_Request_: Among the lines below, count those with "this". Give only the number.

Figure record listings:

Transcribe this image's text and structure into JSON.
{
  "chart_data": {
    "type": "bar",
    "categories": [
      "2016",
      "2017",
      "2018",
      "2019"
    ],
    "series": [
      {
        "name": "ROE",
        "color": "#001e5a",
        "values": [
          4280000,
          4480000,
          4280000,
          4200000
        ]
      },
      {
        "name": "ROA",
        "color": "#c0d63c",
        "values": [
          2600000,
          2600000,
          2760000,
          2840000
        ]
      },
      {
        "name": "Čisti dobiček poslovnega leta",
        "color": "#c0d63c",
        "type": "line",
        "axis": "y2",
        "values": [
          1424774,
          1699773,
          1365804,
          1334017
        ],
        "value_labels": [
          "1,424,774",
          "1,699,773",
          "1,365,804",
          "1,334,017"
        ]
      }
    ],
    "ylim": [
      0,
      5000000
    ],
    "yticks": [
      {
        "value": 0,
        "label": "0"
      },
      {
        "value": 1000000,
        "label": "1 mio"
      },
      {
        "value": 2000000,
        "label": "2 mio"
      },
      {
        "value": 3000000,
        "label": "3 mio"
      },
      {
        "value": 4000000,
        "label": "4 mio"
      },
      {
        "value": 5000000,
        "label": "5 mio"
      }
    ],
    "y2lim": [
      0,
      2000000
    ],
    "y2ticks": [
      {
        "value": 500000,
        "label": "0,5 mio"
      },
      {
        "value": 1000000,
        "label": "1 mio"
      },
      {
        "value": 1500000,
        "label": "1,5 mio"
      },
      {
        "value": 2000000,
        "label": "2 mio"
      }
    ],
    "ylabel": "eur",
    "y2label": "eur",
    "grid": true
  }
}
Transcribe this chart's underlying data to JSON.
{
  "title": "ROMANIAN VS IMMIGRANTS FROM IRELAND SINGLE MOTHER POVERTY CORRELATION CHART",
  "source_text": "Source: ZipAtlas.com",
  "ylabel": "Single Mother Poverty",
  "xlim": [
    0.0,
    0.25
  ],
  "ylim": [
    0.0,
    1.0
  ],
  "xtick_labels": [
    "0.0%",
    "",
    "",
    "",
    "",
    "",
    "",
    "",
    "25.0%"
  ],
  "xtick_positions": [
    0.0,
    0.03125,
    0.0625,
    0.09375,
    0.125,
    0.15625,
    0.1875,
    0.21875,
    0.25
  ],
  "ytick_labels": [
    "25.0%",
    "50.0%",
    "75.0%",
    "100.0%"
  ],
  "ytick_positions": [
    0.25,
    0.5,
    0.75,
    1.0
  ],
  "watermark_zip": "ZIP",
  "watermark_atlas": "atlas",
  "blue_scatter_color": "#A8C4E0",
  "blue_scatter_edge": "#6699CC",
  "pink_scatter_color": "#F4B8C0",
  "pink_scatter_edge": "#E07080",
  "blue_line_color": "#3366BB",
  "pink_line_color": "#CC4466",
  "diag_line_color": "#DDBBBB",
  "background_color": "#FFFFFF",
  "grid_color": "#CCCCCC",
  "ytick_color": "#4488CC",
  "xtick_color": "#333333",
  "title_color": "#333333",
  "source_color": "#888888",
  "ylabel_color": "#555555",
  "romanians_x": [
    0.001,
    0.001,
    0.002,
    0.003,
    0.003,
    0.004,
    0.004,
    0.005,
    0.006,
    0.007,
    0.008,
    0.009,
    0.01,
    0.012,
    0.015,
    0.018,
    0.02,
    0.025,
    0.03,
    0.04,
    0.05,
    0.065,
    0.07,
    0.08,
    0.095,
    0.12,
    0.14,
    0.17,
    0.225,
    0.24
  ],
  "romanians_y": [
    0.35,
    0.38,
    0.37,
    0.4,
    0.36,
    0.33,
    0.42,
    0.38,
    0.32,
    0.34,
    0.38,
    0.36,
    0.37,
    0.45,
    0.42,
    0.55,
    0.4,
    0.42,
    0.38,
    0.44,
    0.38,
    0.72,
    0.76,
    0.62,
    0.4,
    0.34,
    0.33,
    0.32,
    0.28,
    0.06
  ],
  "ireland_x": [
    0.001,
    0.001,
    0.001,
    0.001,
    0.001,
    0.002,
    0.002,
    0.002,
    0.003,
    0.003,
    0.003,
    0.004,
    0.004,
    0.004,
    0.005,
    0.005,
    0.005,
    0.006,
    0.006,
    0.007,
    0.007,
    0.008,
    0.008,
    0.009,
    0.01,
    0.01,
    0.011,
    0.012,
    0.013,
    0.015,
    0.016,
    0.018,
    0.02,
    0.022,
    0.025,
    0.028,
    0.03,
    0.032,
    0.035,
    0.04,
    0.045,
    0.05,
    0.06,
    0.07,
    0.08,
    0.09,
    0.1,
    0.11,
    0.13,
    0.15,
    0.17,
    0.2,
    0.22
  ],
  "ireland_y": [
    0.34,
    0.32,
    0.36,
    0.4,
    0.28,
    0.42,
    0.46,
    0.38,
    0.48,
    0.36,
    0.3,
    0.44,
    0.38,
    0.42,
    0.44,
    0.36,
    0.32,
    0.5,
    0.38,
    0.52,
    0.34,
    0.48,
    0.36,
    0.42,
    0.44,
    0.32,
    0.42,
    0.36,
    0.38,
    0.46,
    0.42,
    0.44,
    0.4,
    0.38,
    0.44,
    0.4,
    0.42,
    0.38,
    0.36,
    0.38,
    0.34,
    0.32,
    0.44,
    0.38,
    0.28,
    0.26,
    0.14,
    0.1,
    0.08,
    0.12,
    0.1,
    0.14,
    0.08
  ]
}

_Response to the exercise_: 2